Consignes.
(1) D'après l'extrait sur la condamnation de la Suisse pour inaction climatique, quelle association avait saisi la Cour ?
(2) Renvoyez le passage de l'extrait sur la condamnation de la Suisse qui va de « La CEDH estime » à « peut changer ? », ces deux bouts compris.

On parle déjà d'un jugement "historique". Ce mardi 9 avril, la Cour européenne des droits de l'Homme, basée à Strasbourg en France, a condamné la Suisse pour inaction climatique. C'est la première fois qu'un Etat est reconnu coupable dans une telle affaire. 

Que dit la Cour ? 

La CEDH estime que la Suisse a enfreint la Convention européenne des droits de l'Homme, en particulier le "droit à la vie" (article 2) et le "droit au respect de la vie privée et familiale" (article 8), en ne luttant pas suffisamment contre le réchauffement climatique. La Cour avait reçu une requête de l'association suisse des "Aînées pour la protection du climat". Ces femmes considéraient que Berne ne prenait pas de mesures suffisantes pour atténuer les effets du changement climatique, en violation donc de leurs droits à la vie, à la santé et au bien-être.

C'est la première fois que cette Cour condamne un Etat pour son manque d'initiatives pour lutter contre le changement climatique. Elle se prononçait dans trois affaires climatiques distinctes. Les requêtes de plaignants français et portugais ont été rejetées. 

Qu'est-ce que cela peut changer ?

Informations fournies.
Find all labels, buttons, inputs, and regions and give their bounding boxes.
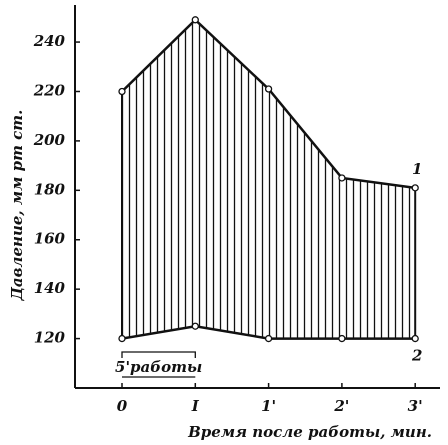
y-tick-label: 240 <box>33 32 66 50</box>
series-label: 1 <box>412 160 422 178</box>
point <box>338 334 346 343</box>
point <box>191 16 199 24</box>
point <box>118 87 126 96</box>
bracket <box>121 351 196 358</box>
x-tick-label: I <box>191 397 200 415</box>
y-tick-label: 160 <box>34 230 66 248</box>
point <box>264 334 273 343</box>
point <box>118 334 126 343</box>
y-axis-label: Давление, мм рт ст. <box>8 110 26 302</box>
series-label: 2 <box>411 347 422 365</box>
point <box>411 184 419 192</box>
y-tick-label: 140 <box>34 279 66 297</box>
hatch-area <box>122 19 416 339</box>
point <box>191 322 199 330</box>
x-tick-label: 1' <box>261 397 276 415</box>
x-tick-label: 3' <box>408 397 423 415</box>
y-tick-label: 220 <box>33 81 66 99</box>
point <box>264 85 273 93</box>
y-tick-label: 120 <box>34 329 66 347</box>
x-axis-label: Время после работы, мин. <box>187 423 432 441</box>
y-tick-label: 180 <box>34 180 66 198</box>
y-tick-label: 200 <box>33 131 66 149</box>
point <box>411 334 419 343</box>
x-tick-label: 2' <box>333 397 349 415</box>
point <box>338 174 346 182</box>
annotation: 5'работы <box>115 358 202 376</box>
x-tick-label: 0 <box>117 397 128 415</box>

Réponses de l'exercice.
(1) L'association suisse des « Aînées pour la protection du climat ».

(2)
La CEDH estime que la Suisse a enfreint la Convention européenne des droits de l'Homme, en particulier le "droit à la vie" (article 2) et le "droit au respect de la vie privée et familiale" (article 8), en ne luttant pas suffisamment contre le réchauffement climatique. La Cour avait reçu une requête de l'association suisse des "Aînées pour la protection du climat". Ces femmes considéraient que Berne ne prenait pas de mesures suffisantes pour atténuer les effets du changement climatique, en violation donc de leurs droits à la vie, à la santé et au bien-être.

C'est la première fois que cette Cour condamne un Etat pour son manque d'initiatives pour lutter contre le changement climatique. Elle se prononçait dans trois affaires climatiques distinctes. Les requêtes de plaignants français et portugais ont été rejetées. 

Qu'est-ce que cela peut changer ?